Problem description.
Transcribe the listing below word for word.

Data.
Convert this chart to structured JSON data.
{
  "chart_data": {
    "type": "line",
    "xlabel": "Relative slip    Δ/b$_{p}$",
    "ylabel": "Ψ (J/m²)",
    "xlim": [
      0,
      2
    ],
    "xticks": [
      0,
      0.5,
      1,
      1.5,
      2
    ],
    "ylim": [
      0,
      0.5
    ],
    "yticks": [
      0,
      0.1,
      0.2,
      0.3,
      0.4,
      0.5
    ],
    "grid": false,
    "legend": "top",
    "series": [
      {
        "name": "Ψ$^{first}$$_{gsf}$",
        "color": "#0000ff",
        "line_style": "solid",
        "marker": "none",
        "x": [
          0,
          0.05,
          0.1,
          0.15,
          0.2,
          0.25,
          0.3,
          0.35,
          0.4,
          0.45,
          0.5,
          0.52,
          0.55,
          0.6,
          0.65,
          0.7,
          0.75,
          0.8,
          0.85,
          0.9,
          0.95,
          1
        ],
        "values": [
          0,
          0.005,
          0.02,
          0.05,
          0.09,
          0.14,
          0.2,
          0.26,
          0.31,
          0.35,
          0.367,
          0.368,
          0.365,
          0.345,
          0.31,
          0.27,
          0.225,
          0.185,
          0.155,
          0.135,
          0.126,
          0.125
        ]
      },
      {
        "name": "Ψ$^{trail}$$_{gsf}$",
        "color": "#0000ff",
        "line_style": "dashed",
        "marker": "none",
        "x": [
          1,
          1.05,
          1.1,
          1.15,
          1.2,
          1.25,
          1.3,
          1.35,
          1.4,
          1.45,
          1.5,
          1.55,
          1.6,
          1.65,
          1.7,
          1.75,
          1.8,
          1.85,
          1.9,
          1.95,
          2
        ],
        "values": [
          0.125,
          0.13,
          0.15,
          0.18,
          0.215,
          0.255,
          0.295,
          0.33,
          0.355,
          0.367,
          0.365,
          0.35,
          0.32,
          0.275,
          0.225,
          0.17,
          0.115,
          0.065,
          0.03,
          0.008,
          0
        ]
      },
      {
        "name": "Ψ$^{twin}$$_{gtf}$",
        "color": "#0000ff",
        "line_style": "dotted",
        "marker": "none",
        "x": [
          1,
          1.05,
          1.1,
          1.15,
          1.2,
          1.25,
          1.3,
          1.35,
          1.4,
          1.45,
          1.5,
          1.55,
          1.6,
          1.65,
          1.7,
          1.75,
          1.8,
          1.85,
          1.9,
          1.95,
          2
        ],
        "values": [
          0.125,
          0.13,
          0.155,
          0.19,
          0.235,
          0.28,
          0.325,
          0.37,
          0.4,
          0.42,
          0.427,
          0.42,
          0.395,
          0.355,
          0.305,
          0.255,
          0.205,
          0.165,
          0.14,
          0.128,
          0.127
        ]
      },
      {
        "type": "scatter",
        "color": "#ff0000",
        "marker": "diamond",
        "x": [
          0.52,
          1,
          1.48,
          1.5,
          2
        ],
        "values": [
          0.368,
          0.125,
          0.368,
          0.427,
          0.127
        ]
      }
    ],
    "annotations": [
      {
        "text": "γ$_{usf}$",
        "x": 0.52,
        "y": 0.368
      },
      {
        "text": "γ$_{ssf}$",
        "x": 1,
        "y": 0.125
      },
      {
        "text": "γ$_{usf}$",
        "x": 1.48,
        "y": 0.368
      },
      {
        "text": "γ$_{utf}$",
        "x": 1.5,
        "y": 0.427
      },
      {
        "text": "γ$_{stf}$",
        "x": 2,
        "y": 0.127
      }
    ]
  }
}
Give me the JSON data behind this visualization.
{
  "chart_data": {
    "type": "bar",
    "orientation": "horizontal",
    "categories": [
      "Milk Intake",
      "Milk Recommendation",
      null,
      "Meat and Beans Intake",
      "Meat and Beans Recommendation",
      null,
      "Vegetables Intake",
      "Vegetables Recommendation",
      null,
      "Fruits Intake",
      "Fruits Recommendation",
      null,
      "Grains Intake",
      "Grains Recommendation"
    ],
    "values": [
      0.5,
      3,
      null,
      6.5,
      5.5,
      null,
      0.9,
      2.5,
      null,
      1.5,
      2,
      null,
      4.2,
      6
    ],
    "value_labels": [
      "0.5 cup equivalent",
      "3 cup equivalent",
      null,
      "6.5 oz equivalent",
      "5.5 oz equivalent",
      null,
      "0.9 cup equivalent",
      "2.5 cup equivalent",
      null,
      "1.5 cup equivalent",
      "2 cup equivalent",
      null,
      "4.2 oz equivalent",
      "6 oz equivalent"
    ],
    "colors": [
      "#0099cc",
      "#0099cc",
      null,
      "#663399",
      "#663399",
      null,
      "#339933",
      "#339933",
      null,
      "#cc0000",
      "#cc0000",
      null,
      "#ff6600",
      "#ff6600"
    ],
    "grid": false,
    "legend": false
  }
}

Worked answer.
Convert this chart to structured JSON data.
{
  "chart_data": {
    "type": "line",
    "xlabel": "Relative slip    Δ/b$_{p}$",
    "ylabel": "Ψ (J/m²)",
    "xlim": [
      0,
      2
    ],
    "xticks": [
      0,
      0.5,
      1,
      1.5,
      2
    ],
    "ylim": [
      0,
      0.5
    ],
    "yticks": [
      0,
      0.1,
      0.2,
      0.3,
      0.4,
      0.5
    ],
    "grid": false,
    "legend": "top",
    "series": [
      {
        "name": "Ψ$^{first}$$_{gsf}$",
        "color": "#0000ff",
        "line_style": "solid",
        "marker": "none",
        "x": [
          0,
          0.05,
          0.1,
          0.15,
          0.2,
          0.25,
          0.3,
          0.35,
          0.4,
          0.45,
          0.5,
          0.52,
          0.55,
          0.6,
          0.65,
          0.7,
          0.75,
          0.8,
          0.85,
          0.9,
          0.95,
          1
        ],
        "values": [
          0,
          0.005,
          0.02,
          0.05,
          0.09,
          0.14,
          0.2,
          0.26,
          0.31,
          0.35,
          0.367,
          0.368,
          0.365,
          0.345,
          0.31,
          0.27,
          0.225,
          0.185,
          0.155,
          0.135,
          0.126,
          0.125
        ]
      },
      {
        "name": "Ψ$^{trail}$$_{gsf}$",
        "color": "#0000ff",
        "line_style": "dashed",
        "marker": "none",
        "x": [
          1,
          1.05,
          1.1,
          1.15,
          1.2,
          1.25,
          1.3,
          1.35,
          1.4,
          1.45,
          1.5,
          1.55,
          1.6,
          1.65,
          1.7,
          1.75,
          1.8,
          1.85,
          1.9,
          1.95,
          2
        ],
        "values": [
          0.125,
          0.13,
          0.15,
          0.18,
          0.215,
          0.255,
          0.295,
          0.33,
          0.355,
          0.367,
          0.365,
          0.35,
          0.32,
          0.275,
          0.225,
          0.17,
          0.115,
          0.065,
          0.03,
          0.008,
          0
        ]
      },
      {
        "name": "Ψ$^{twin}$$_{gtf}$",
        "color": "#0000ff",
        "line_style": "dotted",
        "marker": "none",
        "x": [
          1,
          1.05,
          1.1,
          1.15,
          1.2,
          1.25,
          1.3,
          1.35,
          1.4,
          1.45,
          1.5,
          1.55,
          1.6,
          1.65,
          1.7,
          1.75,
          1.8,
          1.85,
          1.9,
          1.95,
          2
        ],
        "values": [
          0.125,
          0.13,
          0.155,
          0.19,
          0.235,
          0.28,
          0.325,
          0.37,
          0.4,
          0.42,
          0.427,
          0.42,
          0.395,
          0.355,
          0.305,
          0.255,
          0.205,
          0.165,
          0.14,
          0.128,
          0.127
        ]
      },
      {
        "type": "scatter",
        "color": "#ff0000",
        "marker": "diamond",
        "x": [
          0.52,
          1,
          1.48,
          1.5,
          2
        ],
        "values": [
          0.368,
          0.125,
          0.368,
          0.427,
          0.127
        ]
      }
    ],
    "annotations": [
      {
        "text": "γ$_{usf}$",
        "x": 0.52,
        "y": 0.368
      },
      {
        "text": "γ$_{ssf}$",
        "x": 1,
        "y": 0.125
      },
      {
        "text": "γ$_{usf}$",
        "x": 1.48,
        "y": 0.368
      },
      {
        "text": "γ$_{utf}$",
        "x": 1.5,
        "y": 0.427
      },
      {
        "text": "γ$_{stf}$",
        "x": 2,
        "y": 0.127
      }
    ]
  }
}
Give me the JSON data behind this visualization.
{
  "chart_data": {
    "type": "bar",
    "orientation": "horizontal",
    "categories": [
      "Milk Intake",
      "Milk Recommendation",
      null,
      "Meat and Beans Intake",
      "Meat and Beans Recommendation",
      null,
      "Vegetables Intake",
      "Vegetables Recommendation",
      null,
      "Fruits Intake",
      "Fruits Recommendation",
      null,
      "Grains Intake",
      "Grains Recommendation"
    ],
    "values": [
      0.5,
      3,
      null,
      6.5,
      5.5,
      null,
      0.9,
      2.5,
      null,
      1.5,
      2,
      null,
      4.2,
      6
    ],
    "value_labels": [
      "0.5 cup equivalent",
      "3 cup equivalent",
      null,
      "6.5 oz equivalent",
      "5.5 oz equivalent",
      null,
      "0.9 cup equivalent",
      "2.5 cup equivalent",
      null,
      "1.5 cup equivalent",
      "2 cup equivalent",
      null,
      "4.2 oz equivalent",
      "6 oz equivalent"
    ],
    "colors": [
      "#0099cc",
      "#0099cc",
      null,
      "#663399",
      "#663399",
      null,
      "#339933",
      "#339933",
      null,
      "#cc0000",
      "#cc0000",
      null,
      "#ff6600",
      "#ff6600"
    ],
    "grid": false,
    "legend": false
  }
}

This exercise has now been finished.